Data records:
--------------------
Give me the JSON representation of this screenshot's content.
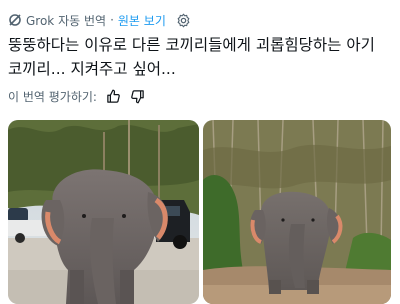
{
  "translation": {
    "source_label": "Grok 자동 번역",
    "separator": "·",
    "show_original": "원본 보기",
    "settings_icon": "gear-icon",
    "grok_icon": "grok-logo-icon"
  },
  "post": {
    "text": "뚱뚱하다는 이유로 다른 코끼리들에게 괴롭힘당하는 아기 코끼리... 지켜주고 싶어..."
  },
  "rating": {
    "prompt": "이 번역 평가하기:",
    "thumbs_up_icon": "thumbs-up-icon",
    "thumbs_down_icon": "thumbs-down-icon"
  },
  "media": {
    "photos": [
      "elephant-photo-parking-lot",
      "elephant-photo-forest"
    ]
  },
  "colors": {
    "link": "#1d9bf0",
    "muted": "#536471",
    "text": "#0f1419"
  }
}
--------------------
§ Work required: Copy out each record shown above without alteration, skipping any picture.

§ Exercise solution:
Give me the JSON representation of this screenshot's content.
{
  "translation": {
    "source_label": "Grok 자동 번역",
    "separator": "·",
    "show_original": "원본 보기",
    "settings_icon": "gear-icon",
    "grok_icon": "grok-logo-icon"
  },
  "post": {
    "text": "뚱뚱하다는 이유로 다른 코끼리들에게 괴롭힘당하는 아기 코끼리... 지켜주고 싶어..."
  },
  "rating": {
    "prompt": "이 번역 평가하기:",
    "thumbs_up_icon": "thumbs-up-icon",
    "thumbs_down_icon": "thumbs-down-icon"
  },
  "media": {
    "photos": [
      "elephant-photo-parking-lot",
      "elephant-photo-forest"
    ]
  },
  "colors": {
    "link": "#1d9bf0",
    "muted": "#536471",
    "text": "#0f1419"
  }
}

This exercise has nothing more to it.